| EXERCISE A |
Output these lines from the records verbatim, starting with the line containing "square-d7[interactable]: ♝ —" and going on through the line containing "square-g4[interactable]: ♙ —".

Author Topic: XC32/GCC C-to-ASM instruction ordering issue (Read 7282 times)

Chris C · « **on:** July 22, 2015, 11:21:29 pm »

In some parts of my code, I use short critical sections (all interrupts disabled) to avoid concurrency issues. But I find the C compiler is extending the time spent in critical sections, by putting things inside it that don't need to be there. Here's a specific example:

Code: [Select]

#define ZINLINE __attribute__((always_inline)) static __inline__

ZINLINE void MultiBitClear16(UI16 volatile * addr, UI16 mask) {
    mask=~mask; 
    UI32 _mbcs=__builtin_disable_interrupts(); 
    *addr&=mask;
    _mtc0(_CP0_STATUS, _CP0_STATUS_SELECT, _mbcs);
};   

ZINLINE void BitClear16(volatile UI16* addr, UNATIVE bit) { MultiBitClear16(addr,(1<<bit)); };

Calling BitClear16 and disassembling the code generated, I find that two steps (shift and invert) occur inside the critical section, that could have been done before it:

Code: [Select]

DI V1  // save status register and disable interrupts
EHB
LW A1, -32720(GP)  // load addr
SLLV A0, S3, V0  // mask=1<<bit
NOR A0, ZERO, A0 // mask=~mask
AND A0, A0, A1 // addr&=mask
SW A0, -32720(GP) // store addr
MTCO V1, Status  // restore prior status
EHB

And depending on the context in which BitClear16 is called, I suspect it could be worse. For example, if I called:

Code: [Select]

BitClear16(addr,bit+1);
There is nothing preventing the compiler from opting to do the +1 inside the critical section as well. It seems like ensuring operations occur in a particular order would be a common need, so I did some research, and found reference to this being done with a "compiler barrier":

Code: [Select]

asm volatile ("" ::: "memory")
But this doesn't help me. The offending instructions are performed on registers, so clobbering memory doesn't help. (I tried just to be sure.)

| RECORD SET |
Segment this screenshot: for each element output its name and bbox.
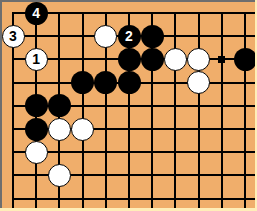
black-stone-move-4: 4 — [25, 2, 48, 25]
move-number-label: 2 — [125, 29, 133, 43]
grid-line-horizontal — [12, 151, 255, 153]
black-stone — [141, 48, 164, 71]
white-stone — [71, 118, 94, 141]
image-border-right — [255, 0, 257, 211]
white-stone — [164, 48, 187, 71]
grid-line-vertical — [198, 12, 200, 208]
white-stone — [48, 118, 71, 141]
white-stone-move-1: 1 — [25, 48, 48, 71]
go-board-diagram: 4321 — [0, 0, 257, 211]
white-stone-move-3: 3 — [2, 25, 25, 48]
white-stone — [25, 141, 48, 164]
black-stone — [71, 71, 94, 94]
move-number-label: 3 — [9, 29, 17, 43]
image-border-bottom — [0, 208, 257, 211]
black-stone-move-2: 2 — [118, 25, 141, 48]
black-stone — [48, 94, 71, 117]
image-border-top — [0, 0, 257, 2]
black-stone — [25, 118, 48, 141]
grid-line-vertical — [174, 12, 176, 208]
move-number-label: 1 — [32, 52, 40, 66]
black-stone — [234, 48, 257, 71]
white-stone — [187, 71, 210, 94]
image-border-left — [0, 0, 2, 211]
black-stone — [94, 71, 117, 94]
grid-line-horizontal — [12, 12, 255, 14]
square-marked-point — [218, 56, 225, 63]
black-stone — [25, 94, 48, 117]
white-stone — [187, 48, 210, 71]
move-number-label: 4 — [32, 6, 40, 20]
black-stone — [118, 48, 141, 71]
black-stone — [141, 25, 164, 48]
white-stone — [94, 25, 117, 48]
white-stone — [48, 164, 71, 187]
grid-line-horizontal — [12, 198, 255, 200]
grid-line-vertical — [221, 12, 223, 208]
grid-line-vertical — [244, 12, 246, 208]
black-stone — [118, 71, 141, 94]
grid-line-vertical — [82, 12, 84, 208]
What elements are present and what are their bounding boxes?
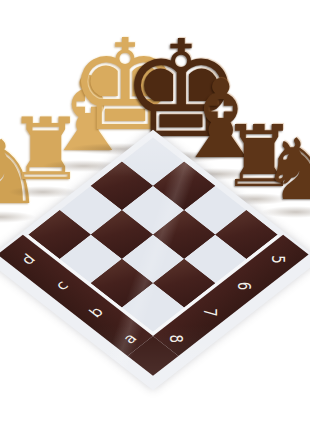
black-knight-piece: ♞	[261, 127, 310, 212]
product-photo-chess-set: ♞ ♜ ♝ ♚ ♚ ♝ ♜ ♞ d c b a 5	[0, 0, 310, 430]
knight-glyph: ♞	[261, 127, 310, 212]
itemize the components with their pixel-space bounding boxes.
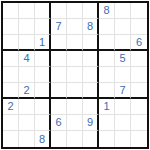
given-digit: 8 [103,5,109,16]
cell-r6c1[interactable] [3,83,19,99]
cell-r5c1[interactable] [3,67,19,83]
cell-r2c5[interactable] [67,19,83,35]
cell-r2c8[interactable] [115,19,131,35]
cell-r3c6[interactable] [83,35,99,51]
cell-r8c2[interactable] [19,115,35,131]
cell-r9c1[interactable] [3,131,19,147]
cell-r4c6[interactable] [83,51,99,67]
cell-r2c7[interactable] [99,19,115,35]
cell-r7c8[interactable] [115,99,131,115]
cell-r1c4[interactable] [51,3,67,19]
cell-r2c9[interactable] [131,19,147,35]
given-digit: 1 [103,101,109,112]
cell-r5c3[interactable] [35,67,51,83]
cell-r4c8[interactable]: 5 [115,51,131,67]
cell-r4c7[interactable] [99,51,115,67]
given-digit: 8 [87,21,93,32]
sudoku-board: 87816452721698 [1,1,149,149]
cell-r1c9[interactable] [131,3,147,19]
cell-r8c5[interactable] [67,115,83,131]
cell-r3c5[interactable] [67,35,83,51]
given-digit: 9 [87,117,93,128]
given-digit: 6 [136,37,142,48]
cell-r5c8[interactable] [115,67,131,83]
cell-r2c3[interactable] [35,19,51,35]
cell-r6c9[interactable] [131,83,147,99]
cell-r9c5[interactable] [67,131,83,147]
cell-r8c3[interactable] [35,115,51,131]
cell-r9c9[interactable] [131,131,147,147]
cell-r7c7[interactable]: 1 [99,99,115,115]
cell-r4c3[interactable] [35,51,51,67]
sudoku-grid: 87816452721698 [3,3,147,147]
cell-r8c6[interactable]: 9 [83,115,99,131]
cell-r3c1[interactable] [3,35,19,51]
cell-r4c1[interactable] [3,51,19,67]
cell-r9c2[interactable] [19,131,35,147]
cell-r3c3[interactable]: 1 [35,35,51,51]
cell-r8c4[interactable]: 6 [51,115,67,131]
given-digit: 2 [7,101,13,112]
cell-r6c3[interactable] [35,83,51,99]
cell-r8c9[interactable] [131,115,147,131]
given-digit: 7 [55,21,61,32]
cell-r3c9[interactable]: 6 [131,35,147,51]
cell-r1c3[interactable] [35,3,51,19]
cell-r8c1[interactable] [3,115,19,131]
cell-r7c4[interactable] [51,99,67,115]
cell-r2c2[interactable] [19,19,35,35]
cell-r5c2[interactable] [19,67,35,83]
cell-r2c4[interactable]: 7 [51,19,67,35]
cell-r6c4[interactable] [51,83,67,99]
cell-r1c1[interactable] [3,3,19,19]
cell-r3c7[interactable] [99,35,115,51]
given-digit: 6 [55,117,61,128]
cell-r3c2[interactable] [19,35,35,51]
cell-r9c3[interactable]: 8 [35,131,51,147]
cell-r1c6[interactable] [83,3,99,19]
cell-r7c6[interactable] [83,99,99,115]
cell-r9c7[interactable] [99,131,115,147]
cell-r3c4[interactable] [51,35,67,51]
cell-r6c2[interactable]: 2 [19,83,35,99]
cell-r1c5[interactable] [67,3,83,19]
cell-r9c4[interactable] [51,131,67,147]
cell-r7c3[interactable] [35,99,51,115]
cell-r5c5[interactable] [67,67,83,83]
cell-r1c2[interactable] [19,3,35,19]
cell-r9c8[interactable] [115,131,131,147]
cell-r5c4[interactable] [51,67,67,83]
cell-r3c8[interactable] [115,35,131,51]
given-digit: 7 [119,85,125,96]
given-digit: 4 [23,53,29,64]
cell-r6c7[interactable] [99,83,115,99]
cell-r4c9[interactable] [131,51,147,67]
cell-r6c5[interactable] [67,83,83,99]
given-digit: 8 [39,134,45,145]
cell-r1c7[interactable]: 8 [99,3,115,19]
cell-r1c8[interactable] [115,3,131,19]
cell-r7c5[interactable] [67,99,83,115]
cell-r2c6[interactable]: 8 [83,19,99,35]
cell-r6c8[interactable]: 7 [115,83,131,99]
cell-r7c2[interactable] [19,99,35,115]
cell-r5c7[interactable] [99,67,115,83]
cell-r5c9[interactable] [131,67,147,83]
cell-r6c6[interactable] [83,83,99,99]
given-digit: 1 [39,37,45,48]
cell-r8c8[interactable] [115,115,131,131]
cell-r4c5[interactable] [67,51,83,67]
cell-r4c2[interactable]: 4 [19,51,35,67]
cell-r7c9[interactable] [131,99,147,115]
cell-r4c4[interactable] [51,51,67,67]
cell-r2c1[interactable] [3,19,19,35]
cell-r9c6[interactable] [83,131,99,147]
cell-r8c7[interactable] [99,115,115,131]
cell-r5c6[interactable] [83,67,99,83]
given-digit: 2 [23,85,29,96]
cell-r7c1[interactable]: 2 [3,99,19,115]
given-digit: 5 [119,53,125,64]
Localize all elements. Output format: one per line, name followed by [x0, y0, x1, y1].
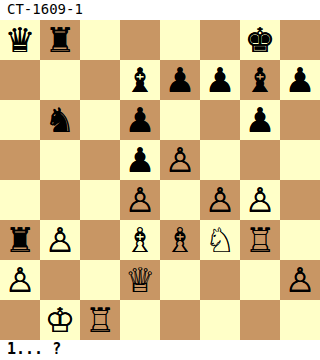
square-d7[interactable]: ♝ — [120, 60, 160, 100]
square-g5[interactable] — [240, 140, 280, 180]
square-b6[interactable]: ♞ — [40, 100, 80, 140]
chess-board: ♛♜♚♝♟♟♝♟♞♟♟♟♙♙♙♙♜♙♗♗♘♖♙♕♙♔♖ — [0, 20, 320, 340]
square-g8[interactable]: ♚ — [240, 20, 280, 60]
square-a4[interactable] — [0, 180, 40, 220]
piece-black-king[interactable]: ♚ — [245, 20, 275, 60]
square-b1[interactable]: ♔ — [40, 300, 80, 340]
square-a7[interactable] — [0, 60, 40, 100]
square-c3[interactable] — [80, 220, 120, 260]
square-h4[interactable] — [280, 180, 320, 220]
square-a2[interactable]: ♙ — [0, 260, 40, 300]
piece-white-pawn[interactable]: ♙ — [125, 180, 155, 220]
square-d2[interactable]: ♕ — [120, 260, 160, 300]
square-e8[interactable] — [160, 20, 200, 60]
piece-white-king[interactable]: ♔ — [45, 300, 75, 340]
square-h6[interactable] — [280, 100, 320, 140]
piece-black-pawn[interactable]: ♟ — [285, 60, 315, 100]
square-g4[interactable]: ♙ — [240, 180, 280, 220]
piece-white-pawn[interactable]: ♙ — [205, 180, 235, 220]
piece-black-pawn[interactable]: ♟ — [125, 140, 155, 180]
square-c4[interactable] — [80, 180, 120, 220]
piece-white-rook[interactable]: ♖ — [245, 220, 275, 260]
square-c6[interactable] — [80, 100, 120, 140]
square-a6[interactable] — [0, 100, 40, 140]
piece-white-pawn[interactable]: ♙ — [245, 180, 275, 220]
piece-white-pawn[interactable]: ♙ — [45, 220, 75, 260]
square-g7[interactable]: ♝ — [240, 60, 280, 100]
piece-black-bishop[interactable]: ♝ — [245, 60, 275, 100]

| EXERCISE B |
In the forum thread on compiler instruction ordering, switch "critical section" for "protected region" and give the passage starting with "And depending on" and going on through "to be sure.)".

| CORRECT RESULT A |
square-d7[interactable]: ♝ — [120, 60, 160, 100]
square-g5[interactable] — [240, 140, 280, 180]
square-b6[interactable]: ♞ — [40, 100, 80, 140]
chess-board: ♛♜♚♝♟♟♝♟♞♟♟♟♙♙♙♙♜♙♗♗♘♖♙♕♙♔♖ — [0, 20, 320, 340]
square-g8[interactable]: ♚ — [240, 20, 280, 60]
square-a4[interactable] — [0, 180, 40, 220]
piece-black-king[interactable]: ♚ — [245, 20, 275, 60]
square-b1[interactable]: ♔ — [40, 300, 80, 340]
square-a7[interactable] — [0, 60, 40, 100]
square-c3[interactable] — [80, 220, 120, 260]
square-h4[interactable] — [280, 180, 320, 220]
square-a2[interactable]: ♙ — [0, 260, 40, 300]
piece-white-pawn[interactable]: ♙ — [125, 180, 155, 220]
square-d2[interactable]: ♕ — [120, 260, 160, 300]
square-e8[interactable] — [160, 20, 200, 60]
piece-white-king[interactable]: ♔ — [45, 300, 75, 340]
square-h6[interactable] — [280, 100, 320, 140]
piece-black-pawn[interactable]: ♟ — [285, 60, 315, 100]
square-g4[interactable]: ♙ — [240, 180, 280, 220]

| CORRECT RESULT B |
And depending on the context in which BitClear16 is called, I suspect it could be worse. For example, if I called:

Code: [Select]

BitClear16(addr,bit+1);
There is nothing preventing the compiler from opting to do the +1 inside the protected region as well. It seems like ensuring operations occur in a particular order would be a common need, so I did some research, and found reference to this being done with a "compiler barrier":

Code: [Select]

asm volatile ("" ::: "memory")
But this doesn't help me. The offending instructions are performed on registers, so clobbering memory doesn't help. (I tried just to be sure.)